WORK REQUIRED :: Scan the entries for the word "Type", and copy every line where it appears.

Website and app data records:
——

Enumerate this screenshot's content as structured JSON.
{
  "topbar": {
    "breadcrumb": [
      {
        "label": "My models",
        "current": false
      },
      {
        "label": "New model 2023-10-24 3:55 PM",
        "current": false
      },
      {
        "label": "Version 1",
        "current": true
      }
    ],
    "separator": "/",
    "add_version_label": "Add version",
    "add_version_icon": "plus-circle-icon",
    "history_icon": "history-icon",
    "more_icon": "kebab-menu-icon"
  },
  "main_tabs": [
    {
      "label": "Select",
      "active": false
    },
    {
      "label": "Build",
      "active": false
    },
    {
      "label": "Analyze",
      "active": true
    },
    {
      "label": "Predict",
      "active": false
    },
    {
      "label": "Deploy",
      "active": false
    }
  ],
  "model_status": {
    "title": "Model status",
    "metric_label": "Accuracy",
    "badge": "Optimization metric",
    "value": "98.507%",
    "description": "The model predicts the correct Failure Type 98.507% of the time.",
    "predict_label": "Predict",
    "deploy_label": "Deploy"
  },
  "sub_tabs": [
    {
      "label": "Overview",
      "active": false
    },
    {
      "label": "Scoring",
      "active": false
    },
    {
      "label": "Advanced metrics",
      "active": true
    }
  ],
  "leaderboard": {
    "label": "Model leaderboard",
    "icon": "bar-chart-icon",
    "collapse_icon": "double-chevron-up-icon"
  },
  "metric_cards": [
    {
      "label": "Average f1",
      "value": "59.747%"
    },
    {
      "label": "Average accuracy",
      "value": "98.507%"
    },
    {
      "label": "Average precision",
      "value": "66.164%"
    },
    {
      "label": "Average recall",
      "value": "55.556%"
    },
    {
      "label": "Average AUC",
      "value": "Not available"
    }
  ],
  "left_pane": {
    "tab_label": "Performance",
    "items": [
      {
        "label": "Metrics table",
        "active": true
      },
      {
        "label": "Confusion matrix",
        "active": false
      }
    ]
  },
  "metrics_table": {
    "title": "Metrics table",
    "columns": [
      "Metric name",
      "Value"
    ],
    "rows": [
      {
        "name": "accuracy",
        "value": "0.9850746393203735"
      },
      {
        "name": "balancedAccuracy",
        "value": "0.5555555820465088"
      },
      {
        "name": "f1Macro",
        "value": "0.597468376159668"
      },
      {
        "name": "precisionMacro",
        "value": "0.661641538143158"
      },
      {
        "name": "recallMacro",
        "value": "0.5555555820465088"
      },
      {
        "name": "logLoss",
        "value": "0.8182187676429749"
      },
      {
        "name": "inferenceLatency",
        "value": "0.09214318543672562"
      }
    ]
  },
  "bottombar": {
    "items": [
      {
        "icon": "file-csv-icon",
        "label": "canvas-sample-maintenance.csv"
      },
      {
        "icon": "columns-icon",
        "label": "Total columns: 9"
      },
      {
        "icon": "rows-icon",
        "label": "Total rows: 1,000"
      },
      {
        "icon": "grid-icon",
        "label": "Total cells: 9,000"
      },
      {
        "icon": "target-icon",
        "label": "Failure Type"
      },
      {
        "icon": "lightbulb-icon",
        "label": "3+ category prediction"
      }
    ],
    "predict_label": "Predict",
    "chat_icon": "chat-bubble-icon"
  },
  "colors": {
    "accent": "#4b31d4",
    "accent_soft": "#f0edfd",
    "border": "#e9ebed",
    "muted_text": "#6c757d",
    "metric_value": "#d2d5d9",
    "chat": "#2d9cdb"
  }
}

——

EXPECTED ANSWER ::
    "description": "The model predicts the correct Failure Type 98.507% of the time.",
        "label": "Failure Type"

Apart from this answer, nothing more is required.